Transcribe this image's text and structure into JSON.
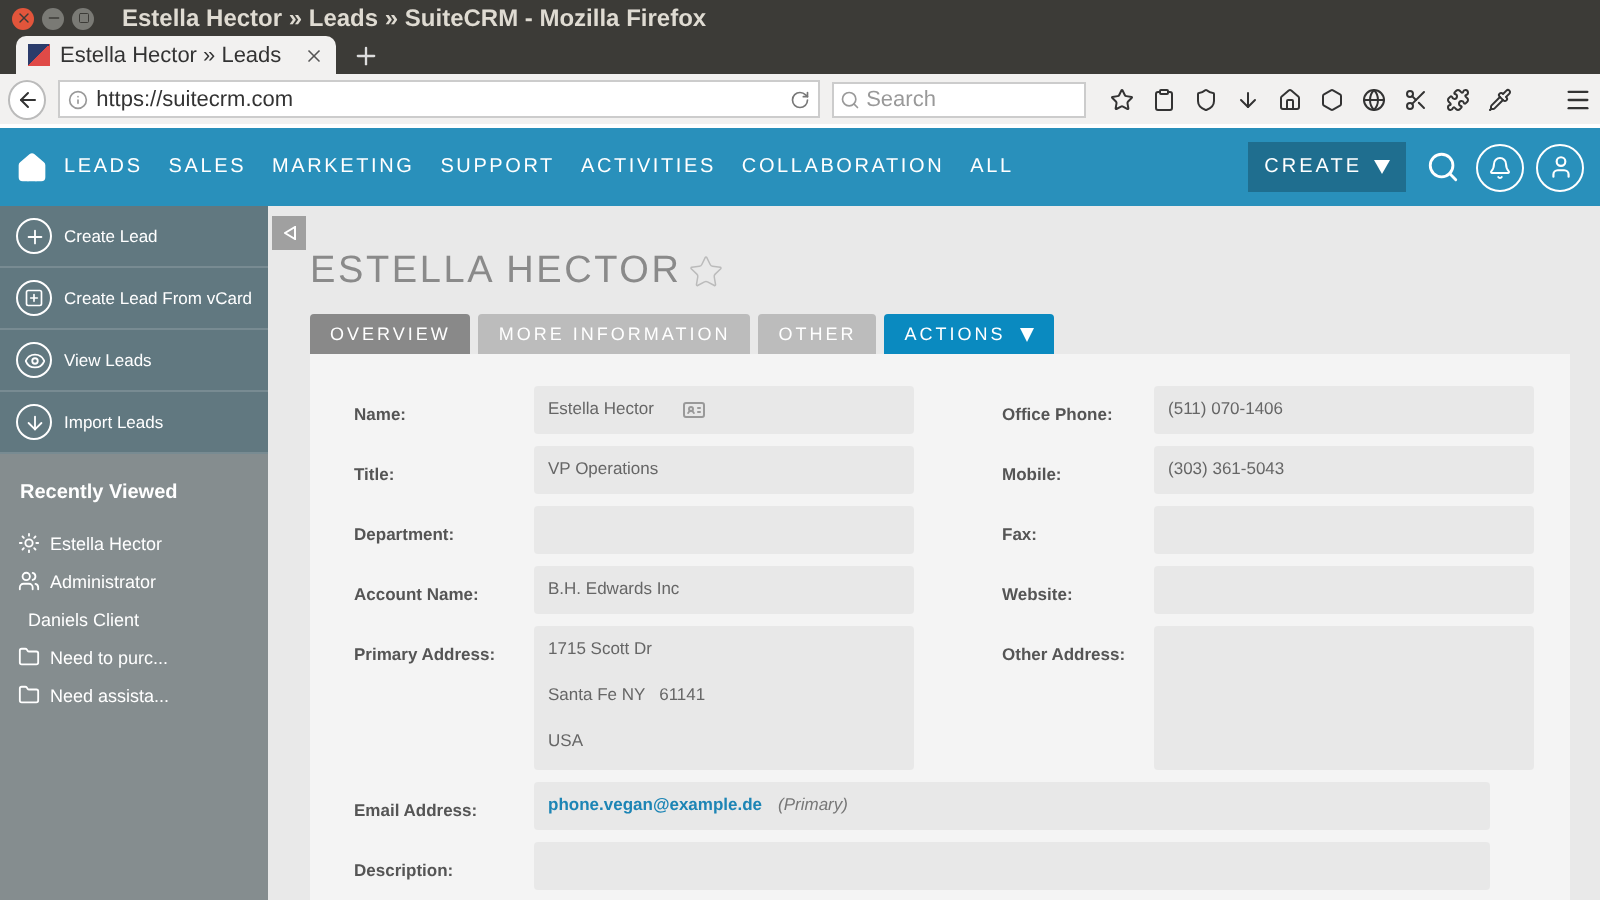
{
  "browser": {
    "window_title": "Estella Hector » Leads » SuiteCRM - Mozilla Firefox",
    "tab_title": "Estella Hector » Leads",
    "url": "https://suitecrm.com",
    "search_placeholder": "Search"
  },
  "nav": {
    "items": [
      "LEADS",
      "SALES",
      "MARKETING",
      "SUPPORT",
      "ACTIVITIES",
      "COLLABORATION",
      "ALL"
    ],
    "create": "CREATE"
  },
  "sidebar": {
    "actions": [
      {
        "label": "Create Lead",
        "kind": "plus"
      },
      {
        "label": "Create Lead From vCard",
        "kind": "vcard"
      },
      {
        "label": "View Leads",
        "kind": "eye"
      },
      {
        "label": "Import Leads",
        "kind": "download"
      }
    ],
    "recently_viewed_title": "Recently Viewed",
    "recently_viewed": [
      {
        "label": "Estella Hector",
        "kind": "lead"
      },
      {
        "label": "Administrator",
        "kind": "user"
      },
      {
        "label": "Daniels Client",
        "kind": "none"
      },
      {
        "label": "Need to purc...",
        "kind": "folder"
      },
      {
        "label": "Need assista...",
        "kind": "folder"
      }
    ]
  },
  "record": {
    "title": "ESTELLA HECTOR",
    "favorite": false,
    "tabs": [
      {
        "label": "OVERVIEW",
        "selected": true,
        "kind": "tab"
      },
      {
        "label": "MORE INFORMATION",
        "selected": false,
        "kind": "tab"
      },
      {
        "label": "OTHER",
        "selected": false,
        "kind": "tab"
      },
      {
        "label": "ACTIONS",
        "selected": false,
        "kind": "menu"
      }
    ],
    "rows": [
      {
        "cells": [
          {
            "label": "Name:",
            "kind": "text",
            "value": "Estella Hector",
            "vcard": true
          },
          {
            "label": "Office Phone:",
            "kind": "text",
            "value": "(511) 070-1406"
          }
        ]
      },
      {
        "cells": [
          {
            "label": "Title:",
            "kind": "text",
            "value": "VP Operations"
          },
          {
            "label": "Mobile:",
            "kind": "text",
            "value": "(303) 361-5043"
          }
        ]
      },
      {
        "cells": [
          {
            "label": "Department:",
            "kind": "text"
          },
          {
            "label": "Fax:",
            "kind": "text"
          }
        ]
      },
      {
        "cells": [
          {
            "label": "Account Name:",
            "kind": "text",
            "value": "B.H. Edwards Inc"
          },
          {
            "label": "Website:",
            "kind": "text"
          }
        ]
      },
      {
        "cells": [
          {
            "label": "Primary Address:",
            "kind": "address",
            "lines": [
              "1715 Scott Dr",
              "Santa Fe NY   61141",
              "USA"
            ]
          },
          {
            "label": "Other Address:",
            "kind": "address"
          }
        ]
      },
      {
        "cells": [
          {
            "label": "Email Address:",
            "kind": "email",
            "value": "phone.vegan@example.de",
            "note": "(Primary)"
          }
        ]
      },
      {
        "cells": [
          {
            "label": "Description:",
            "kind": "text"
          }
        ]
      }
    ]
  }
}
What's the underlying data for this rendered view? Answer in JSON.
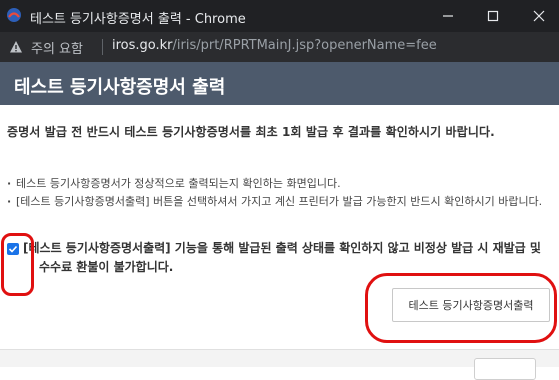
......
**EXERCISE AIM:** Please set down each line of the data above exactly as written, without the pictures.

**COMPLETE RESPONSE:**
Transcribe this image's text and structure into JSON.
{
  "browser": {
    "window_title": "Estella Hector » Leads » SuiteCRM - Mozilla Firefox",
    "tab_title": "Estella Hector » Leads",
    "url": "https://suitecrm.com",
    "search_placeholder": "Search"
  },
  "nav": {
    "items": [
      "LEADS",
      "SALES",
      "MARKETING",
      "SUPPORT",
      "ACTIVITIES",
      "COLLABORATION",
      "ALL"
    ],
    "create": "CREATE"
  },
  "sidebar": {
    "actions": [
      {
        "label": "Create Lead",
        "kind": "plus"
      },
      {
        "label": "Create Lead From vCard",
        "kind": "vcard"
      },
      {
        "label": "View Leads",
        "kind": "eye"
      },
      {
        "label": "Import Leads",
        "kind": "download"
      }
    ],
    "recently_viewed_title": "Recently Viewed",
    "recently_viewed": [
      {
        "label": "Estella Hector",
        "kind": "lead"
      },
      {
        "label": "Administrator",
        "kind": "user"
      },
      {
        "label": "Daniels Client",
        "kind": "none"
      },
      {
        "label": "Need to purc...",
        "kind": "folder"
      },
      {
        "label": "Need assista...",
        "kind": "folder"
      }
    ]
  },
  "record": {
    "title": "ESTELLA HECTOR",
    "favorite": false,
    "tabs": [
      {
        "label": "OVERVIEW",
        "selected": true,
        "kind": "tab"
      },
      {
        "label": "MORE INFORMATION",
        "selected": false,
        "kind": "tab"
      },
      {
        "label": "OTHER",
        "selected": false,
        "kind": "tab"
      },
      {
        "label": "ACTIONS",
        "selected": false,
        "kind": "menu"
      }
    ],
    "rows": [
      {
        "cells": [
          {
            "label": "Name:",
            "kind": "text",
            "value": "Estella Hector",
            "vcard": true
          },
          {
            "label": "Office Phone:",
            "kind": "text",
            "value": "(511) 070-1406"
          }
        ]
      },
      {
        "cells": [
          {
            "label": "Title:",
            "kind": "text",
            "value": "VP Operations"
          },
          {
            "label": "Mobile:",
            "kind": "text",
            "value": "(303) 361-5043"
          }
        ]
      },
      {
        "cells": [
          {
            "label": "Department:",
            "kind": "text"
          },
          {
            "label": "Fax:",
            "kind": "text"
          }
        ]
      },
      {
        "cells": [
          {
            "label": "Account Name:",
            "kind": "text",
            "value": "B.H. Edwards Inc"
          },
          {
            "label": "Website:",
            "kind": "text"
          }
        ]
      },
      {
        "cells": [
          {
            "label": "Primary Address:",
            "kind": "address",
            "lines": [
              "1715 Scott Dr",
              "Santa Fe NY   61141",
              "USA"
            ]
          },
          {
            "label": "Other Address:",
            "kind": "address"
          }
        ]
      },
      {
        "cells": [
          {
            "label": "Email Address:",
            "kind": "email",
            "value": "phone.vegan@example.de",
            "note": "(Primary)"
          }
        ]
      },
      {
        "cells": [
          {
            "label": "Description:",
            "kind": "text"
          }
        ]
      }
    ]
  }
}
What's the underlying data for this rendered view? Answer in JSON.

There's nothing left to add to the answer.